> _What the task asks_:
Without altering anything, output the material below.

> _Records_:
────────
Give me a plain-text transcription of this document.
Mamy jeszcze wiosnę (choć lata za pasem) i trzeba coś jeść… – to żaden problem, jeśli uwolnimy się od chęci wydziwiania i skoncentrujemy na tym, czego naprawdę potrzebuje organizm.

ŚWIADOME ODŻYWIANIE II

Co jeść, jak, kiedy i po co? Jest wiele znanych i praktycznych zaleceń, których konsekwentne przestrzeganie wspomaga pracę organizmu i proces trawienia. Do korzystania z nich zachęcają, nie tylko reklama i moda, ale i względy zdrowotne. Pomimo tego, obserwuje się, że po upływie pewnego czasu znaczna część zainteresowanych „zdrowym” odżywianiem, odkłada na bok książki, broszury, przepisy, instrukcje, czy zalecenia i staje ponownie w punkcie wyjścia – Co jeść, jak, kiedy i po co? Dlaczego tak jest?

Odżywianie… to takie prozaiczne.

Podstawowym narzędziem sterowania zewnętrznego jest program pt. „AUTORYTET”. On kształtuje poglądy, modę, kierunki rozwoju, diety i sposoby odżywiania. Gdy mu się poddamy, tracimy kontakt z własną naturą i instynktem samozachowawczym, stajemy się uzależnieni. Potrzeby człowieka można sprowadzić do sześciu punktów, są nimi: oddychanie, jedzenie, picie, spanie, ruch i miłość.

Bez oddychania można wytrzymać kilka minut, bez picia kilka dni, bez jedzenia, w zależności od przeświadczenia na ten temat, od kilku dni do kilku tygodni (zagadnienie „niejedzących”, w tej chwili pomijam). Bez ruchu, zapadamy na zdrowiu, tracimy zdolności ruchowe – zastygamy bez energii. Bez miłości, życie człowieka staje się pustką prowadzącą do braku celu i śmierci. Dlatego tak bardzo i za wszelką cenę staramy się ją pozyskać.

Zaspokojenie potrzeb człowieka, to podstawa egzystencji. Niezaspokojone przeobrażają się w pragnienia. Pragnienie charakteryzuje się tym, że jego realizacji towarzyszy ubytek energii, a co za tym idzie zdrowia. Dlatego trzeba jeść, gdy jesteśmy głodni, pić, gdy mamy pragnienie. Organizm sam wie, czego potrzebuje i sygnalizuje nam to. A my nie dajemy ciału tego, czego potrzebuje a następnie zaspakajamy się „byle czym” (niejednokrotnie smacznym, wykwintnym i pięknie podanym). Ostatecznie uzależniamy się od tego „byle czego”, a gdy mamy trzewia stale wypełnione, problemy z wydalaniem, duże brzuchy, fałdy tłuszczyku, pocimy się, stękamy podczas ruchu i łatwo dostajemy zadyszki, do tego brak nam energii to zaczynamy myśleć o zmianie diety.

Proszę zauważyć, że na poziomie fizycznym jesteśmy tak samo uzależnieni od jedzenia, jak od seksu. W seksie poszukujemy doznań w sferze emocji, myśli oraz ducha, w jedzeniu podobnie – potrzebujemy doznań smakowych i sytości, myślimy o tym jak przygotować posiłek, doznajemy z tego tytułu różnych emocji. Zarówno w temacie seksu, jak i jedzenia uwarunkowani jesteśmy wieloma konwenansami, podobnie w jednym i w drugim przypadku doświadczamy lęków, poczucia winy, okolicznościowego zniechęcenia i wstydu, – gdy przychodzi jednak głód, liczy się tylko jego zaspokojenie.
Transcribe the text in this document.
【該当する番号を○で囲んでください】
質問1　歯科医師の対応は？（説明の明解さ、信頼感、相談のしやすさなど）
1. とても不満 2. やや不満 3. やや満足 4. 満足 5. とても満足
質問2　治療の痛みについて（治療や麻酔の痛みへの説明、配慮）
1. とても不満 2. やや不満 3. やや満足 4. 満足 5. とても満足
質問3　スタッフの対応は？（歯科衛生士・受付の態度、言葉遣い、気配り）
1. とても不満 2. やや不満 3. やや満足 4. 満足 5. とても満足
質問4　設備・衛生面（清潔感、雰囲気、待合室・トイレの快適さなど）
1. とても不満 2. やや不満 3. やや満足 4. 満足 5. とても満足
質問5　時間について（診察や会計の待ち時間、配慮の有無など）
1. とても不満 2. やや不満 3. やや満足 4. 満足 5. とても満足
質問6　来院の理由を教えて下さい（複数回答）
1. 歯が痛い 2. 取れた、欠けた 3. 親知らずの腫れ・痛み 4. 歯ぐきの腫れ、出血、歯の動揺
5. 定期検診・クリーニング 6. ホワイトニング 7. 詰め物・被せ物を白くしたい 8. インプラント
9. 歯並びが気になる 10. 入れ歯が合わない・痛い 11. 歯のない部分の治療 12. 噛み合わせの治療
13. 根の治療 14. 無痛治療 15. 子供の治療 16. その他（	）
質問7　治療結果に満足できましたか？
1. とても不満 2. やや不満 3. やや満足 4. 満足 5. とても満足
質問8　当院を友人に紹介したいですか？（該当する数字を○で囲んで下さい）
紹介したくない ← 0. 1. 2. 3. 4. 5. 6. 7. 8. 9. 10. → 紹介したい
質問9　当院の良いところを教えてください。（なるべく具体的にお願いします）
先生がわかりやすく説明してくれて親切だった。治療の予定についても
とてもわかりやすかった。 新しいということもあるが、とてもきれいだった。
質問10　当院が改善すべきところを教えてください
────────
> _Exercise output_:
Give me a plain-text transcription of this document.
Mamy jeszcze wiosnę (choć lata za pasem) i trzeba coś jeść… – to żaden problem, jeśli uwolnimy się od chęci wydziwiania i skoncentrujemy na tym, czego naprawdę potrzebuje organizm.

ŚWIADOME ODŻYWIANIE II

Co jeść, jak, kiedy i po co? Jest wiele znanych i praktycznych zaleceń, których konsekwentne przestrzeganie wspomaga pracę organizmu i proces trawienia. Do korzystania z nich zachęcają, nie tylko reklama i moda, ale i względy zdrowotne. Pomimo tego, obserwuje się, że po upływie pewnego czasu znaczna część zainteresowanych „zdrowym” odżywianiem, odkłada na bok książki, broszury, przepisy, instrukcje, czy zalecenia i staje ponownie w punkcie wyjścia – Co jeść, jak, kiedy i po co? Dlaczego tak jest?

Odżywianie… to takie prozaiczne.

Podstawowym narzędziem sterowania zewnętrznego jest program pt. „AUTORYTET”. On kształtuje poglądy, modę, kierunki rozwoju, diety i sposoby odżywiania. Gdy mu się poddamy, tracimy kontakt z własną naturą i instynktem samozachowawczym, stajemy się uzależnieni. Potrzeby człowieka można sprowadzić do sześciu punktów, są nimi: oddychanie, jedzenie, picie, spanie, ruch i miłość.

Bez oddychania można wytrzymać kilka minut, bez picia kilka dni, bez jedzenia, w zależności od przeświadczenia na ten temat, od kilku dni do kilku tygodni (zagadnienie „niejedzących”, w tej chwili pomijam). Bez ruchu, zapadamy na zdrowiu, tracimy zdolności ruchowe – zastygamy bez energii. Bez miłości, życie człowieka staje się pustką prowadzącą do braku celu i śmierci. Dlatego tak bardzo i za wszelką cenę staramy się ją pozyskać.

Zaspokojenie potrzeb człowieka, to podstawa egzystencji. Niezaspokojone przeobrażają się w pragnienia. Pragnienie charakteryzuje się tym, że jego realizacji towarzyszy ubytek energii, a co za tym idzie zdrowia. Dlatego trzeba jeść, gdy jesteśmy głodni, pić, gdy mamy pragnienie. Organizm sam wie, czego potrzebuje i sygnalizuje nam to. A my nie dajemy ciału tego, czego potrzebuje a następnie zaspakajamy się „byle czym” (niejednokrotnie smacznym, wykwintnym i pięknie podanym). Ostatecznie uzależniamy się od tego „byle czego”, a gdy mamy trzewia stale wypełnione, problemy z wydalaniem, duże brzuchy, fałdy tłuszczyku, pocimy się, stękamy podczas ruchu i łatwo dostajemy zadyszki, do tego brak nam energii to zaczynamy myśleć o zmianie diety.

Proszę zauważyć, że na poziomie fizycznym jesteśmy tak samo uzależnieni od jedzenia, jak od seksu. W seksie poszukujemy doznań w sferze emocji, myśli oraz ducha, w jedzeniu podobnie – potrzebujemy doznań smakowych i sytości, myślimy o tym jak przygotować posiłek, doznajemy z tego tytułu różnych emocji. Zarówno w temacie seksu, jak i jedzenia uwarunkowani jesteśmy wieloma konwenansami, podobnie w jednym i w drugim przypadku doświadczamy lęków, poczucia winy, okolicznościowego zniechęcenia i wstydu, – gdy przychodzi jednak głód, liczy się tylko jego zaspokojenie.
Transcribe the text in this document.
【該当する番号を○で囲んでください】
質問1　歯科医師の対応は？（説明の明解さ、信頼感、相談のしやすさなど）
1. とても不満 2. やや不満 3. やや満足 4. 満足 5. とても満足
質問2　治療の痛みについて（治療や麻酔の痛みへの説明、配慮）
1. とても不満 2. やや不満 3. やや満足 4. 満足 5. とても満足
質問3　スタッフの対応は？（歯科衛生士・受付の態度、言葉遣い、気配り）
1. とても不満 2. やや不満 3. やや満足 4. 満足 5. とても満足
質問4　設備・衛生面（清潔感、雰囲気、待合室・トイレの快適さなど）
1. とても不満 2. やや不満 3. やや満足 4. 満足 5. とても満足
質問5　時間について（診察や会計の待ち時間、配慮の有無など）
1. とても不満 2. やや不満 3. やや満足 4. 満足 5. とても満足
質問6　来院の理由を教えて下さい（複数回答）
1. 歯が痛い 2. 取れた、欠けた 3. 親知らずの腫れ・痛み 4. 歯ぐきの腫れ、出血、歯の動揺
5. 定期検診・クリーニング 6. ホワイトニング 7. 詰め物・被せ物を白くしたい 8. インプラント
9. 歯並びが気になる 10. 入れ歯が合わない・痛い 11. 歯のない部分の治療 12. 噛み合わせの治療
13. 根の治療 14. 無痛治療 15. 子供の治療 16. その他（	）
質問7　治療結果に満足できましたか？
1. とても不満 2. やや不満 3. やや満足 4. 満足 5. とても満足
質問8　当院を友人に紹介したいですか？（該当する数字を○で囲んで下さい）
紹介したくない ← 0. 1. 2. 3. 4. 5. 6. 7. 8. 9. 10. → 紹介したい
質問9　当院の良いところを教えてください。（なるべく具体的にお願いします）
先生がわかりやすく説明してくれて親切だった。治療の予定についても
とてもわかりやすかった。 新しいということもあるが、とてもきれいだった。
質問10　当院が改善すべきところを教えてください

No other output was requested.